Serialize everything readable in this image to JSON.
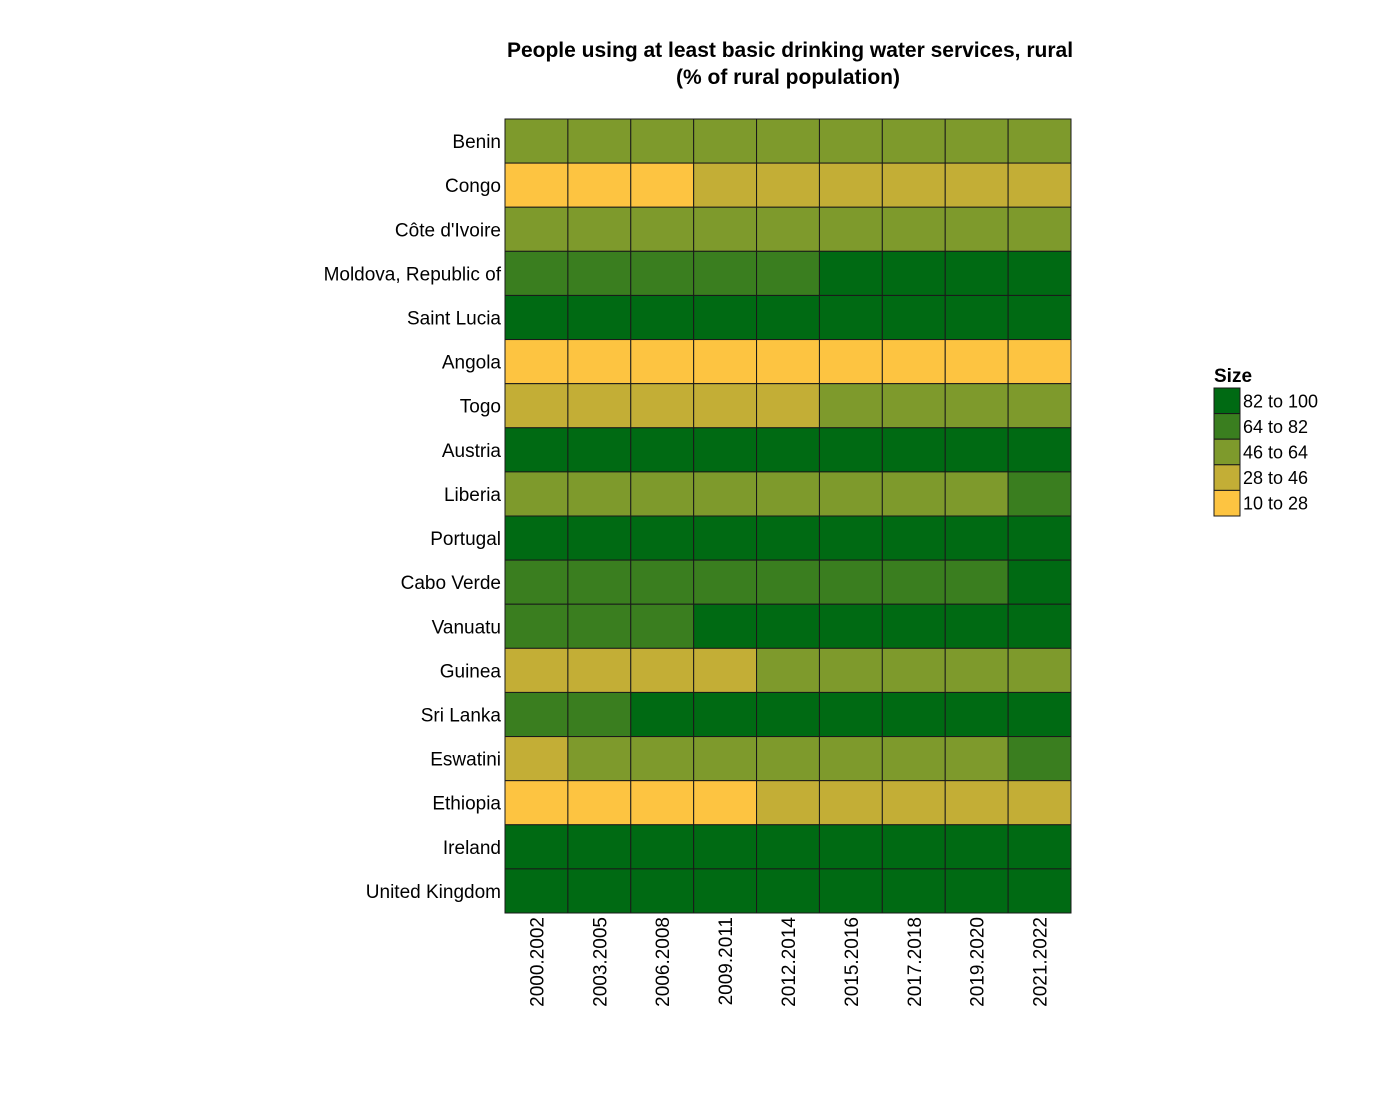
{
  "chart_data": {
    "type": "heatmap",
    "title": "People using at least basic drinking water services, rural",
    "subtitle": "(% of rural population)",
    "rows": [
      "Benin",
      "Congo",
      "Côte d'Ivoire",
      "Moldova, Republic of",
      "Saint Lucia",
      "Angola",
      "Togo",
      "Austria",
      "Liberia",
      "Portugal",
      "Cabo Verde",
      "Vanuatu",
      "Guinea",
      "Sri Lanka",
      "Eswatini",
      "Ethiopia",
      "Ireland",
      "United Kingdom"
    ],
    "columns": [
      "2000.2002",
      "2003.2005",
      "2006.2008",
      "2009.2011",
      "2012.2014",
      "2015.2016",
      "2017.2018",
      "2019.2020",
      "2021.2022"
    ],
    "legend": {
      "title": "Size",
      "placement": "right",
      "bins": [
        {
          "label": "82  to  100",
          "color": "#006a13"
        },
        {
          "label": "64  to  82",
          "color": "#3a7e1f"
        },
        {
          "label": "46  to  64",
          "color": "#7e9a2c"
        },
        {
          "label": "28  to  46",
          "color": "#c3ae36"
        },
        {
          "label": "10  to  28",
          "color": "#fdc441"
        }
      ]
    },
    "bin_order": [
      "10 to 28",
      "28 to 46",
      "46 to 64",
      "64 to 82",
      "82 to 100"
    ],
    "bin_colors": [
      "#fdc441",
      "#c3ae36",
      "#7e9a2c",
      "#3a7e1f",
      "#006a13"
    ],
    "cells": [
      [
        2,
        2,
        2,
        2,
        2,
        2,
        2,
        2,
        2
      ],
      [
        0,
        0,
        0,
        1,
        1,
        1,
        1,
        1,
        1
      ],
      [
        2,
        2,
        2,
        2,
        2,
        2,
        2,
        2,
        2
      ],
      [
        3,
        3,
        3,
        3,
        3,
        4,
        4,
        4,
        4
      ],
      [
        4,
        4,
        4,
        4,
        4,
        4,
        4,
        4,
        4
      ],
      [
        0,
        0,
        0,
        0,
        0,
        0,
        0,
        0,
        0
      ],
      [
        1,
        1,
        1,
        1,
        1,
        2,
        2,
        2,
        2
      ],
      [
        4,
        4,
        4,
        4,
        4,
        4,
        4,
        4,
        4
      ],
      [
        2,
        2,
        2,
        2,
        2,
        2,
        2,
        2,
        3
      ],
      [
        4,
        4,
        4,
        4,
        4,
        4,
        4,
        4,
        4
      ],
      [
        3,
        3,
        3,
        3,
        3,
        3,
        3,
        3,
        4
      ],
      [
        3,
        3,
        3,
        4,
        4,
        4,
        4,
        4,
        4
      ],
      [
        1,
        1,
        1,
        1,
        2,
        2,
        2,
        2,
        2
      ],
      [
        3,
        3,
        4,
        4,
        4,
        4,
        4,
        4,
        4
      ],
      [
        1,
        2,
        2,
        2,
        2,
        2,
        2,
        2,
        3
      ],
      [
        0,
        0,
        0,
        0,
        1,
        1,
        1,
        1,
        1
      ],
      [
        4,
        4,
        4,
        4,
        4,
        4,
        4,
        4,
        4
      ],
      [
        4,
        4,
        4,
        4,
        4,
        4,
        4,
        4,
        4
      ]
    ]
  }
}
⁂
**What is expected**
List all lines where "label" occurs.

**Task response**
          "label": "82  to  100",
          "label": "64  to  82",
          "label": "46  to  64",
          "label": "28  to  46",
          "label": "10  to  28",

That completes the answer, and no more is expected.